## Input for this task
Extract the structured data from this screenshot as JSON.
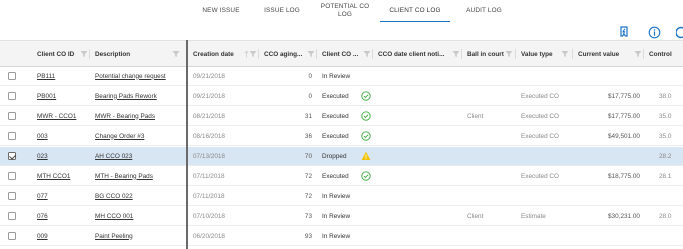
{
  "tabs": [
    {
      "label": "NEW ISSUE",
      "active": false
    },
    {
      "label": "ISSUE LOG",
      "active": false
    },
    {
      "label": "POTENTIAL CO LOG",
      "active": false
    },
    {
      "label": "CLIENT CO LOG",
      "active": true
    },
    {
      "label": "AUDIT LOG",
      "active": false
    }
  ],
  "toolbar": {
    "icons": [
      "flag-icon",
      "info-icon",
      "refresh-icon"
    ],
    "accent_color": "#1a73c8"
  },
  "table": {
    "columns": [
      {
        "label": "Client CO ID"
      },
      {
        "label": "Description"
      },
      {
        "label": "Creation date",
        "sorted": "ascending"
      },
      {
        "label": "CCO aging..."
      },
      {
        "label": "Client CO ..."
      },
      {
        "label": "CCO date client noti..."
      },
      {
        "label": "Ball in court"
      },
      {
        "label": "Value type"
      },
      {
        "label": "Current value"
      },
      {
        "label": "Control"
      }
    ],
    "rows": [
      {
        "checked": false,
        "id": "PB111",
        "description": "Potential change request",
        "creation_date": "09/21/2018",
        "aging": "0",
        "status": "In Review",
        "status_icon": "",
        "date_notified": "",
        "ball_in_court": "",
        "value_type": "",
        "current_value": "",
        "control": ""
      },
      {
        "checked": false,
        "id": "PB001",
        "description": "Bearing Pads Rework",
        "creation_date": "09/21/2018",
        "aging": "0",
        "status": "Executed",
        "status_icon": "check-circle-icon",
        "date_notified": "",
        "ball_in_court": "",
        "value_type": "Executed CO",
        "current_value": "$17,775.00",
        "control": "38.0"
      },
      {
        "checked": false,
        "id": "MWR - CCO1",
        "description": "MWR - Bearing Pads",
        "creation_date": "08/21/2018",
        "aging": "31",
        "status": "Executed",
        "status_icon": "check-circle-icon",
        "date_notified": "",
        "ball_in_court": "Client",
        "value_type": "Executed CO",
        "current_value": "$17,775.00",
        "control": "35.0"
      },
      {
        "checked": false,
        "id": "003",
        "description": "Change Order #3",
        "creation_date": "08/16/2018",
        "aging": "36",
        "status": "Executed",
        "status_icon": "check-circle-icon",
        "date_notified": "",
        "ball_in_court": "",
        "value_type": "Executed CO",
        "current_value": "$49,501.00",
        "control": "35.0"
      },
      {
        "checked": true,
        "id": "023",
        "description": "AH CCO 023",
        "creation_date": "07/13/2018",
        "aging": "70",
        "status": "Dropped",
        "status_icon": "warning-icon",
        "date_notified": "",
        "ball_in_court": "",
        "value_type": "",
        "current_value": "",
        "control": "28.2"
      },
      {
        "checked": false,
        "id": "MTH CCO1",
        "description": "MTH - Bearing Pads",
        "creation_date": "07/11/2018",
        "aging": "72",
        "status": "Executed",
        "status_icon": "check-circle-icon",
        "date_notified": "",
        "ball_in_court": "",
        "value_type": "Executed CO",
        "current_value": "$18,775.00",
        "control": "28.1"
      },
      {
        "checked": false,
        "id": "077",
        "description": "BG CCO 022",
        "creation_date": "07/11/2018",
        "aging": "72",
        "status": "In Review",
        "status_icon": "",
        "date_notified": "",
        "ball_in_court": "",
        "value_type": "",
        "current_value": "",
        "control": ""
      },
      {
        "checked": false,
        "id": "076",
        "description": "MH CCO 001",
        "creation_date": "07/10/2018",
        "aging": "73",
        "status": "In Review",
        "status_icon": "",
        "date_notified": "",
        "ball_in_court": "Client",
        "value_type": "Estimate",
        "current_value": "$30,231.00",
        "control": "28.0"
      },
      {
        "checked": false,
        "id": "009",
        "description": "Paint Peeling",
        "creation_date": "06/20/2018",
        "aging": "93",
        "status": "In Review",
        "status_icon": "",
        "date_notified": "",
        "ball_in_court": "",
        "value_type": "",
        "current_value": "",
        "control": ""
      }
    ],
    "colors": {
      "selected_row": "#d8e6f3",
      "check_green": "#3aa83a",
      "warning_yellow": "#f2c200"
    }
  }
}
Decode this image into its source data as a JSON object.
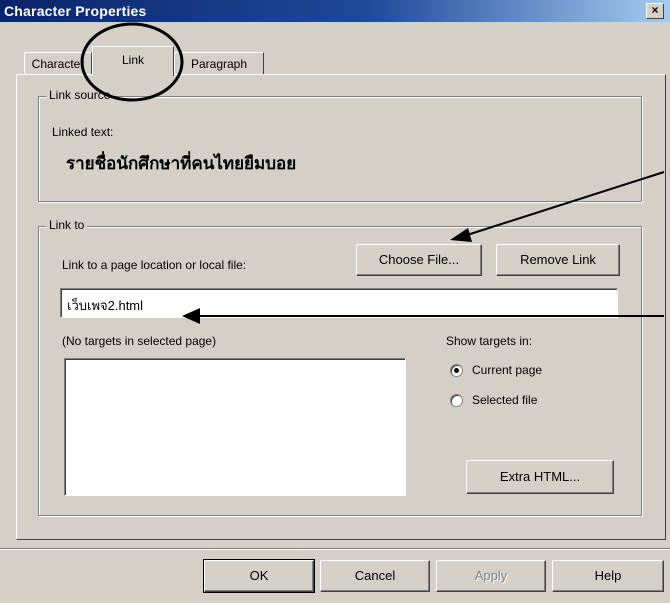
{
  "window": {
    "title": "Character Properties",
    "close_glyph": "×"
  },
  "tabs": [
    {
      "label": "Character",
      "active": false
    },
    {
      "label": "Link",
      "active": true
    },
    {
      "label": "Paragraph",
      "active": false
    }
  ],
  "link_source": {
    "legend": "Link source",
    "linked_text_label": "Linked text:",
    "linked_text_value": "รายชื่อนักศึกษาที่คนไทยยืมบอย"
  },
  "link_to": {
    "legend": "Link to",
    "field_label": "Link to a page location or local file:",
    "field_value": "เว็บเพจ2.html",
    "choose_file_label": "Choose File...",
    "remove_link_label": "Remove Link",
    "targets_label": "(No targets in selected page)",
    "show_targets_label": "Show targets in:",
    "radio_current_label": "Current page",
    "radio_selected_label": "Selected file",
    "radio_current_checked": true,
    "extra_html_label": "Extra HTML..."
  },
  "footer": {
    "ok_label": "OK",
    "cancel_label": "Cancel",
    "apply_label": "Apply",
    "help_label": "Help"
  },
  "annotations": {
    "circle_color": "#000000",
    "arrow_color": "#000000"
  }
}
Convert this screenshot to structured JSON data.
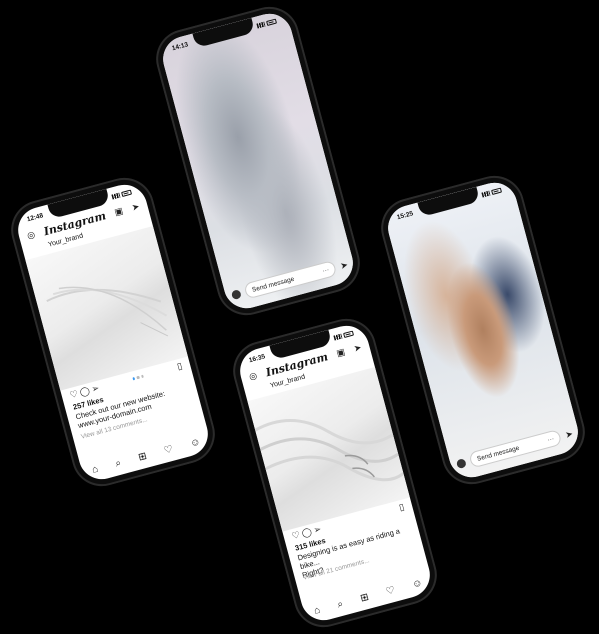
{
  "phones": {
    "left": {
      "time": "12:48",
      "app_logo": "Instagram",
      "username": "Your_brand",
      "likes": "257 likes",
      "caption_line1": "Check out our new website:",
      "caption_line2": "www.your-domain.com",
      "comments": "View all 13 comments..."
    },
    "top": {
      "time": "14:13",
      "message_placeholder": "Send message"
    },
    "right": {
      "time": "15:25",
      "message_placeholder": "Send message"
    },
    "bottom": {
      "time": "16:35",
      "app_logo": "Instagram",
      "username": "Your_brand",
      "likes": "315 likes",
      "caption_line1": "Designing is as easy as riding a bike...",
      "caption_line2": "Right?",
      "comments": "View all 21 comments..."
    }
  },
  "icons": {
    "camera": "camera-icon",
    "tv": "igtv-icon",
    "send": "send-icon",
    "heart": "heart-icon",
    "comment": "comment-icon",
    "share": "share-icon",
    "bookmark": "bookmark-icon",
    "home": "home-icon",
    "search": "search-icon",
    "add": "add-post-icon",
    "activity": "activity-icon",
    "profile": "profile-icon",
    "more": "more-icon"
  },
  "colors": {
    "background": "#000000",
    "phone_frame": "#0d0d0d",
    "like_dot_active": "#3897f0"
  }
}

## Work to complete
Reproduce every record above exactly, omitting the pictures.

## Response below
Extract the structured data from this screenshot as JSON.
{
  "tabs": [
    {
      "label": "NEW ISSUE",
      "active": false
    },
    {
      "label": "ISSUE LOG",
      "active": false
    },
    {
      "label": "POTENTIAL CO LOG",
      "active": false
    },
    {
      "label": "CLIENT CO LOG",
      "active": true
    },
    {
      "label": "AUDIT LOG",
      "active": false
    }
  ],
  "toolbar": {
    "icons": [
      "flag-icon",
      "info-icon",
      "refresh-icon"
    ],
    "accent_color": "#1a73c8"
  },
  "table": {
    "columns": [
      {
        "label": "Client CO ID"
      },
      {
        "label": "Description"
      },
      {
        "label": "Creation date",
        "sorted": "ascending"
      },
      {
        "label": "CCO aging..."
      },
      {
        "label": "Client CO ..."
      },
      {
        "label": "CCO date client noti..."
      },
      {
        "label": "Ball in court"
      },
      {
        "label": "Value type"
      },
      {
        "label": "Current value"
      },
      {
        "label": "Control"
      }
    ],
    "rows": [
      {
        "checked": false,
        "id": "PB111",
        "description": "Potential change request",
        "creation_date": "09/21/2018",
        "aging": "0",
        "status": "In Review",
        "status_icon": "",
        "date_notified": "",
        "ball_in_court": "",
        "value_type": "",
        "current_value": "",
        "control": ""
      },
      {
        "checked": false,
        "id": "PB001",
        "description": "Bearing Pads Rework",
        "creation_date": "09/21/2018",
        "aging": "0",
        "status": "Executed",
        "status_icon": "check-circle-icon",
        "date_notified": "",
        "ball_in_court": "",
        "value_type": "Executed CO",
        "current_value": "$17,775.00",
        "control": "38.0"
      },
      {
        "checked": false,
        "id": "MWR - CCO1",
        "description": "MWR - Bearing Pads",
        "creation_date": "08/21/2018",
        "aging": "31",
        "status": "Executed",
        "status_icon": "check-circle-icon",
        "date_notified": "",
        "ball_in_court": "Client",
        "value_type": "Executed CO",
        "current_value": "$17,775.00",
        "control": "35.0"
      },
      {
        "checked": false,
        "id": "003",
        "description": "Change Order #3",
        "creation_date": "08/16/2018",
        "aging": "36",
        "status": "Executed",
        "status_icon": "check-circle-icon",
        "date_notified": "",
        "ball_in_court": "",
        "value_type": "Executed CO",
        "current_value": "$49,501.00",
        "control": "35.0"
      },
      {
        "checked": true,
        "id": "023",
        "description": "AH CCO 023",
        "creation_date": "07/13/2018",
        "aging": "70",
        "status": "Dropped",
        "status_icon": "warning-icon",
        "date_notified": "",
        "ball_in_court": "",
        "value_type": "",
        "current_value": "",
        "control": "28.2"
      },
      {
        "checked": false,
        "id": "MTH CCO1",
        "description": "MTH - Bearing Pads",
        "creation_date": "07/11/2018",
        "aging": "72",
        "status": "Executed",
        "status_icon": "check-circle-icon",
        "date_notified": "",
        "ball_in_court": "",
        "value_type": "Executed CO",
        "current_value": "$18,775.00",
        "control": "28.1"
      },
      {
        "checked": false,
        "id": "077",
        "description": "BG CCO 022",
        "creation_date": "07/11/2018",
        "aging": "72",
        "status": "In Review",
        "status_icon": "",
        "date_notified": "",
        "ball_in_court": "",
        "value_type": "",
        "current_value": "",
        "control": ""
      },
      {
        "checked": false,
        "id": "076",
        "description": "MH CCO 001",
        "creation_date": "07/10/2018",
        "aging": "73",
        "status": "In Review",
        "status_icon": "",
        "date_notified": "",
        "ball_in_court": "Client",
        "value_type": "Estimate",
        "current_value": "$30,231.00",
        "control": "28.0"
      },
      {
        "checked": false,
        "id": "009",
        "description": "Paint Peeling",
        "creation_date": "06/20/2018",
        "aging": "93",
        "status": "In Review",
        "status_icon": "",
        "date_notified": "",
        "ball_in_court": "",
        "value_type": "",
        "current_value": "",
        "control": ""
      }
    ],
    "colors": {
      "selected_row": "#d8e6f3",
      "check_green": "#3aa83a",
      "warning_yellow": "#f2c200"
    }
  }
}
Decode this image into its source data as a JSON object.
{
  "window": {
    "title": "Character Properties",
    "close_glyph": "×"
  },
  "tabs": [
    {
      "label": "Character",
      "active": false
    },
    {
      "label": "Link",
      "active": true
    },
    {
      "label": "Paragraph",
      "active": false
    }
  ],
  "link_source": {
    "legend": "Link source",
    "linked_text_label": "Linked text:",
    "linked_text_value": "รายชื่อนักศึกษาที่คนไทยยืมบอย"
  },
  "link_to": {
    "legend": "Link to",
    "field_label": "Link to a page location or local file:",
    "field_value": "เว็บเพจ2.html",
    "choose_file_label": "Choose File...",
    "remove_link_label": "Remove Link",
    "targets_label": "(No targets in selected page)",
    "show_targets_label": "Show targets in:",
    "radio_current_label": "Current page",
    "radio_selected_label": "Selected file",
    "radio_current_checked": true,
    "extra_html_label": "Extra HTML..."
  },
  "footer": {
    "ok_label": "OK",
    "cancel_label": "Cancel",
    "apply_label": "Apply",
    "help_label": "Help"
  },
  "annotations": {
    "circle_color": "#000000",
    "arrow_color": "#000000"
  }
}
Convert this screenshot to structured JSON data.
{
  "phones": {
    "left": {
      "time": "12:48",
      "app_logo": "Instagram",
      "username": "Your_brand",
      "likes": "257 likes",
      "caption_line1": "Check out our new website:",
      "caption_line2": "www.your-domain.com",
      "comments": "View all 13 comments..."
    },
    "top": {
      "time": "14:13",
      "message_placeholder": "Send message"
    },
    "right": {
      "time": "15:25",
      "message_placeholder": "Send message"
    },
    "bottom": {
      "time": "16:35",
      "app_logo": "Instagram",
      "username": "Your_brand",
      "likes": "315 likes",
      "caption_line1": "Designing is as easy as riding a bike...",
      "caption_line2": "Right?",
      "comments": "View all 21 comments..."
    }
  },
  "icons": {
    "camera": "camera-icon",
    "tv": "igtv-icon",
    "send": "send-icon",
    "heart": "heart-icon",
    "comment": "comment-icon",
    "share": "share-icon",
    "bookmark": "bookmark-icon",
    "home": "home-icon",
    "search": "search-icon",
    "add": "add-post-icon",
    "activity": "activity-icon",
    "profile": "profile-icon",
    "more": "more-icon"
  },
  "colors": {
    "background": "#000000",
    "phone_frame": "#0d0d0d",
    "like_dot_active": "#3897f0"
  }
}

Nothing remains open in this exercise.